Set exercise:
Copy every line that contains the string "image" from the entries below.
======== Dataset
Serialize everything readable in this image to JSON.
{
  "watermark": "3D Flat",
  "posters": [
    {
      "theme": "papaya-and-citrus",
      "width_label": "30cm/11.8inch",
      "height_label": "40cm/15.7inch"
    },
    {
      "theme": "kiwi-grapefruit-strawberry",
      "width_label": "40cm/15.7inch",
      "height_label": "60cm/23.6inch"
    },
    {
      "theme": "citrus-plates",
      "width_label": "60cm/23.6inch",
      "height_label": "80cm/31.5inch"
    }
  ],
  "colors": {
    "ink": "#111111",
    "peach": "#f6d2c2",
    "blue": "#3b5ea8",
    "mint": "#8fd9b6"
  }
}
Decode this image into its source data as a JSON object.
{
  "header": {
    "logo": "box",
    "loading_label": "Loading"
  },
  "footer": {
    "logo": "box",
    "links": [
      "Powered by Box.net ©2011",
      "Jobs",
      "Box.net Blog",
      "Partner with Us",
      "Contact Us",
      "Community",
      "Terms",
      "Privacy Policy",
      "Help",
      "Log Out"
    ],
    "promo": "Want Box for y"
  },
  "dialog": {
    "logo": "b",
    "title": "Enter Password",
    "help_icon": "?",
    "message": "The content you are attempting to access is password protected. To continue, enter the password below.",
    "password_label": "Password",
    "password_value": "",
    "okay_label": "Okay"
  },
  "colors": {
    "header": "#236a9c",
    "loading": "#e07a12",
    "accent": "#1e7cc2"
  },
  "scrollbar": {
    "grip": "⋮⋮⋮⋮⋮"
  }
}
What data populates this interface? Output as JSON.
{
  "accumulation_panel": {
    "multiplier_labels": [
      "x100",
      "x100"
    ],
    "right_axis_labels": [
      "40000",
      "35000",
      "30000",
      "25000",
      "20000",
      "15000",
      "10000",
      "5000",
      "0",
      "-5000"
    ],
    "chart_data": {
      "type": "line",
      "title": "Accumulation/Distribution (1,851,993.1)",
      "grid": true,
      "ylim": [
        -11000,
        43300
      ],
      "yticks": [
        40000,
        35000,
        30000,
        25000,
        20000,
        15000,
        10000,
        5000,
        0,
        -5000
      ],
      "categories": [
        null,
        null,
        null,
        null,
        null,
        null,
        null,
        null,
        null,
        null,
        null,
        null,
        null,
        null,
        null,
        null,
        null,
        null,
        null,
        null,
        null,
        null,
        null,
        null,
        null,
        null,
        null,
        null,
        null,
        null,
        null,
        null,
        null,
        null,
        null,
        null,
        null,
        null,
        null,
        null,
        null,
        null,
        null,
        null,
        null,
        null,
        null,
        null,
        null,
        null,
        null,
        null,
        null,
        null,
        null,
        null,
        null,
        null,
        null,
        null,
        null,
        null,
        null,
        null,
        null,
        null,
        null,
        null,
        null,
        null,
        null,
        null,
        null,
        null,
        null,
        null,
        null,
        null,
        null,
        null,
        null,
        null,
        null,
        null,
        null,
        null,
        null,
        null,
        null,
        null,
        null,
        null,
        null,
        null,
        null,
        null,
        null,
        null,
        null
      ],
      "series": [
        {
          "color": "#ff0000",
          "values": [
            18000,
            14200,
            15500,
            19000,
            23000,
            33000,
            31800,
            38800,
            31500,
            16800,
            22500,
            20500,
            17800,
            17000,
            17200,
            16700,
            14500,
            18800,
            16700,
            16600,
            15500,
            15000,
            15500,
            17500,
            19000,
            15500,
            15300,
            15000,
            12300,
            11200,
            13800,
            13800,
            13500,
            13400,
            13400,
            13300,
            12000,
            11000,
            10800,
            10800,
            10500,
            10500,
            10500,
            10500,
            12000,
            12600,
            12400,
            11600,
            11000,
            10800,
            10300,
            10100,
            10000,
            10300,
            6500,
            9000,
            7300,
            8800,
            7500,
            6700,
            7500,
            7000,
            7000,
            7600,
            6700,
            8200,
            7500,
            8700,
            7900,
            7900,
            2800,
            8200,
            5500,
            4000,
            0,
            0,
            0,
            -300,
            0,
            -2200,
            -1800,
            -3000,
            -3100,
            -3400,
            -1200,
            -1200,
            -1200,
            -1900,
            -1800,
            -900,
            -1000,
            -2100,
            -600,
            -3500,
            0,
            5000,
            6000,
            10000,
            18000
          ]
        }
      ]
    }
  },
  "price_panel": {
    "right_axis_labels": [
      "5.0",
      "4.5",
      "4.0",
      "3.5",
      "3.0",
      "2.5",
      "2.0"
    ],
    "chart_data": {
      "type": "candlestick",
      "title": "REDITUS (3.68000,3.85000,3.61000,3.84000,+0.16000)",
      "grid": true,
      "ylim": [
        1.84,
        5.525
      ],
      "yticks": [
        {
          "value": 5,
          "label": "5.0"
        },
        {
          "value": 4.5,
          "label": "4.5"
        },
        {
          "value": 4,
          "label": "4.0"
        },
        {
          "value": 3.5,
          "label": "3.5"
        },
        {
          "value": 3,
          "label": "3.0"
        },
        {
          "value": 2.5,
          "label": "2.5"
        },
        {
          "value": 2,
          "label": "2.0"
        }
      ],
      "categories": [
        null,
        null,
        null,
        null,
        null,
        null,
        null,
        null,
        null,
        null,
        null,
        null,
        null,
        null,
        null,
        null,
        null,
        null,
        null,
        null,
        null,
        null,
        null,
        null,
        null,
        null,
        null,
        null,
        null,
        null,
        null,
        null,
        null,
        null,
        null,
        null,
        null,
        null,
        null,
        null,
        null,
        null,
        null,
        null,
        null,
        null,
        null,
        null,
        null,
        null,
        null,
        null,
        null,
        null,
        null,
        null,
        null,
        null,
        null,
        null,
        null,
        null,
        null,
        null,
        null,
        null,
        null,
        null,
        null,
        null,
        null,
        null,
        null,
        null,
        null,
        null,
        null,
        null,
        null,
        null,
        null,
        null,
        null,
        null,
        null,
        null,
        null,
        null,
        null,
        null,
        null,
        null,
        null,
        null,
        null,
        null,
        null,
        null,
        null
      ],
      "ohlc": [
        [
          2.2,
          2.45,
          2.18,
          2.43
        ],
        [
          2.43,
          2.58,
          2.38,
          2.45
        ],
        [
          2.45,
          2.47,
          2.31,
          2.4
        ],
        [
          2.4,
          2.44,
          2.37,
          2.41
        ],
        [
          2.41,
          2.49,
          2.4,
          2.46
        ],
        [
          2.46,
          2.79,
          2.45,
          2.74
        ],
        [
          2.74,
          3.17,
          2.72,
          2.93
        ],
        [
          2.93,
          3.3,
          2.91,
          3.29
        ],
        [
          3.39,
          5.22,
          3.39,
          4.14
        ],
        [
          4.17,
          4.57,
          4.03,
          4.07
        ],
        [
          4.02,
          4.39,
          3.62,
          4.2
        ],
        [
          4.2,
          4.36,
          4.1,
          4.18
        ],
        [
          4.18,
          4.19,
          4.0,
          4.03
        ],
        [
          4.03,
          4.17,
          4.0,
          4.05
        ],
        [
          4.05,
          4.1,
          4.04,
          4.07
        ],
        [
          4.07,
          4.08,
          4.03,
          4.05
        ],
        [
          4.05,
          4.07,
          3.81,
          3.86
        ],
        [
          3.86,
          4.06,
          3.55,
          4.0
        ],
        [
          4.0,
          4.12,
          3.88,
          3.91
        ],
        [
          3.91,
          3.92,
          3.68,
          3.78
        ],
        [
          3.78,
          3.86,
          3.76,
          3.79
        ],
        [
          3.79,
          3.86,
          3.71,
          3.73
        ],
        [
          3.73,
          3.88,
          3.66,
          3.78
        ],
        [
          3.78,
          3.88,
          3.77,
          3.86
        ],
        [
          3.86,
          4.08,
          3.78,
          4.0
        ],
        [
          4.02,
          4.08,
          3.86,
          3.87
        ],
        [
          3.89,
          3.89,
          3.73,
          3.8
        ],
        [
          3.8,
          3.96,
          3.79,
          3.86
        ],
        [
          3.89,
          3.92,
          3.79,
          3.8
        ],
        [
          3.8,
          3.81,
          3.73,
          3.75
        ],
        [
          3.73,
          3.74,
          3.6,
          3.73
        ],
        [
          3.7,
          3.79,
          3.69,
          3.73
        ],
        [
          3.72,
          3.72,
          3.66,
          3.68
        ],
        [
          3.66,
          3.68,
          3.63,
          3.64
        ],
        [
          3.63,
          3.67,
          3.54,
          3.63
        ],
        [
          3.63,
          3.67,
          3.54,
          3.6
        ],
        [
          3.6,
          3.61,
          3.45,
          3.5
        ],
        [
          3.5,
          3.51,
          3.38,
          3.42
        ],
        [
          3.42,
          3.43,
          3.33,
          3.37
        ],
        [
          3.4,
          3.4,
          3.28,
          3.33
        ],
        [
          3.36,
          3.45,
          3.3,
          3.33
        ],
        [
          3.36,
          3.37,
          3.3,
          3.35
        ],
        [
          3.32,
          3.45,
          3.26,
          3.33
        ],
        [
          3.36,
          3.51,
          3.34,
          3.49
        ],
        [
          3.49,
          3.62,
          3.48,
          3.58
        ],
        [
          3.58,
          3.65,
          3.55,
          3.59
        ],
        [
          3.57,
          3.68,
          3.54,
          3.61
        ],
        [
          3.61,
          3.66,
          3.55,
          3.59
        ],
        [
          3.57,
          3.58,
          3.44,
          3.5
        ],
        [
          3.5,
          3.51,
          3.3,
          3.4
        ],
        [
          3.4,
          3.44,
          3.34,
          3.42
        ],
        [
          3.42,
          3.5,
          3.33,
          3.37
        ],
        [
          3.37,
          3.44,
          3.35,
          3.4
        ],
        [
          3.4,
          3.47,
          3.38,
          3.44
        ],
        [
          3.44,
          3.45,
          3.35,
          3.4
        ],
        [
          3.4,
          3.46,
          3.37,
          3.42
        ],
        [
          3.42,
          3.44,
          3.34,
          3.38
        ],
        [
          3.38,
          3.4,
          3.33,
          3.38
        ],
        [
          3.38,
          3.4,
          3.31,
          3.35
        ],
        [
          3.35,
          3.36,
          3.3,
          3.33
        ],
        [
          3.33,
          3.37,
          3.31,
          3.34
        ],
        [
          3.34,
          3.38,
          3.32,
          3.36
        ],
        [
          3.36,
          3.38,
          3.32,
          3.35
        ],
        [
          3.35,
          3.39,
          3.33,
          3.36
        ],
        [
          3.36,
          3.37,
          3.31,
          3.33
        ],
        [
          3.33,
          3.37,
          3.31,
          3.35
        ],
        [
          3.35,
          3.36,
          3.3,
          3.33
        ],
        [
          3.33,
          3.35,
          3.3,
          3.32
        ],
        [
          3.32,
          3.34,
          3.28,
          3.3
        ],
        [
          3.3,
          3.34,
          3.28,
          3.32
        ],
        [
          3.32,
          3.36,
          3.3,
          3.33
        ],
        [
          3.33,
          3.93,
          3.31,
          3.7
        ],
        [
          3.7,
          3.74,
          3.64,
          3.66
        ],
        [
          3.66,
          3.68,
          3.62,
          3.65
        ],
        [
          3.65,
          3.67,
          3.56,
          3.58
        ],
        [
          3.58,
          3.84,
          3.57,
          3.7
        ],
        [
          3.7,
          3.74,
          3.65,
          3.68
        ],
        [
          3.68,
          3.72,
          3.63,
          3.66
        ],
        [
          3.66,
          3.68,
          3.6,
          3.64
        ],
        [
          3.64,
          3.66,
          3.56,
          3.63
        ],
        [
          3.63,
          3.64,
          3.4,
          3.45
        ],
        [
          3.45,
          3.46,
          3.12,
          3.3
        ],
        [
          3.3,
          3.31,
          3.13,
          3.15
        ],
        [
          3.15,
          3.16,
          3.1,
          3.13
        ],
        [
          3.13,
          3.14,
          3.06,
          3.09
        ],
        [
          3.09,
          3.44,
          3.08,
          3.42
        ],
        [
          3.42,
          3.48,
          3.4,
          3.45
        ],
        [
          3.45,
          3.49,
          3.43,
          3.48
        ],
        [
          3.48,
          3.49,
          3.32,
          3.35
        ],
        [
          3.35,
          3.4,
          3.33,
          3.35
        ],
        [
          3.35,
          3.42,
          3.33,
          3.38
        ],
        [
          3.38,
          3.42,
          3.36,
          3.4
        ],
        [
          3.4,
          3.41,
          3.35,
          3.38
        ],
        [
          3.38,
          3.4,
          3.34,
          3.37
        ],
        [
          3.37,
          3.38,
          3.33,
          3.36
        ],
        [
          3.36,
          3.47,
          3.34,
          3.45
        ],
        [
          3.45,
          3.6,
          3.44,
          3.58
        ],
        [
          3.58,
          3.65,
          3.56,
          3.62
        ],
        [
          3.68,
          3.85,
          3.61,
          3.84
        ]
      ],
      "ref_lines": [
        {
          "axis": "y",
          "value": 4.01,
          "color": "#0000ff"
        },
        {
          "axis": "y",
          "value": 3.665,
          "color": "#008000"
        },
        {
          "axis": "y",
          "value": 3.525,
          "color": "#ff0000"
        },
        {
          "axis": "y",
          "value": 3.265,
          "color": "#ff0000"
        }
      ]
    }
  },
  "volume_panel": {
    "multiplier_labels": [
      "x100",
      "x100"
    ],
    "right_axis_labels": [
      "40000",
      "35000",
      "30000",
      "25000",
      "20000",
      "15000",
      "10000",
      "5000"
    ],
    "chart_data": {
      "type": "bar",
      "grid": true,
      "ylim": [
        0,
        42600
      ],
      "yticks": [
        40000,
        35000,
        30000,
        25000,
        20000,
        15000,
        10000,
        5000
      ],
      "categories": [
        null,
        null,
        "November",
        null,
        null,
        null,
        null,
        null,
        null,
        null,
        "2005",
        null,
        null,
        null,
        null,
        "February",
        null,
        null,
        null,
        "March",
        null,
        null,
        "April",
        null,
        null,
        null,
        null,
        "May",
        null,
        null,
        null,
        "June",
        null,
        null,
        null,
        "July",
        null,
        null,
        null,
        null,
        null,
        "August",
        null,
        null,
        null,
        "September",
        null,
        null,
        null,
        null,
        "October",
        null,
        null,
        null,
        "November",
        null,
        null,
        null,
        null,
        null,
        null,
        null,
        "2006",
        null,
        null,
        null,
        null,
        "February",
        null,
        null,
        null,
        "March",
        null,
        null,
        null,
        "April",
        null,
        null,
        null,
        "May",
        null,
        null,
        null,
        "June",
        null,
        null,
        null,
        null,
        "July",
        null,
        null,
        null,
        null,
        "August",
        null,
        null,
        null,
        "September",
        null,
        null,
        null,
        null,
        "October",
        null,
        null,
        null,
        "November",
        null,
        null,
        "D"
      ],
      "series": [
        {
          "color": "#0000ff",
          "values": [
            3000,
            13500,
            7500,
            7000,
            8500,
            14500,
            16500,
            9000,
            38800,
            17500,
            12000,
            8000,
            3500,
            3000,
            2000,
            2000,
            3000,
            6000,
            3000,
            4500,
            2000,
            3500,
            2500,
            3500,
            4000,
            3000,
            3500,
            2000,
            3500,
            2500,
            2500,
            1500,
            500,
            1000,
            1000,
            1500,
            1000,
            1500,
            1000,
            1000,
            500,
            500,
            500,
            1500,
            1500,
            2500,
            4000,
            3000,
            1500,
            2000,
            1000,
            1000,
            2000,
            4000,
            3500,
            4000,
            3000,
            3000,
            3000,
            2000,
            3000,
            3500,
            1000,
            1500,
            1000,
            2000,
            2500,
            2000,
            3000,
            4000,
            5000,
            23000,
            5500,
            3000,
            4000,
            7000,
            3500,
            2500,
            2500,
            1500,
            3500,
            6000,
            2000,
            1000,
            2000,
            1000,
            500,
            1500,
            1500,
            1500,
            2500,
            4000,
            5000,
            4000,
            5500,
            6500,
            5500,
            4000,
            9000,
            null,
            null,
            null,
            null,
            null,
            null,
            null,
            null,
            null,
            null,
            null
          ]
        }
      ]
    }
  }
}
================
Exercise answer:
Serialize everything readable in this image to JSON.
Decode this image into its source data as a JSON object.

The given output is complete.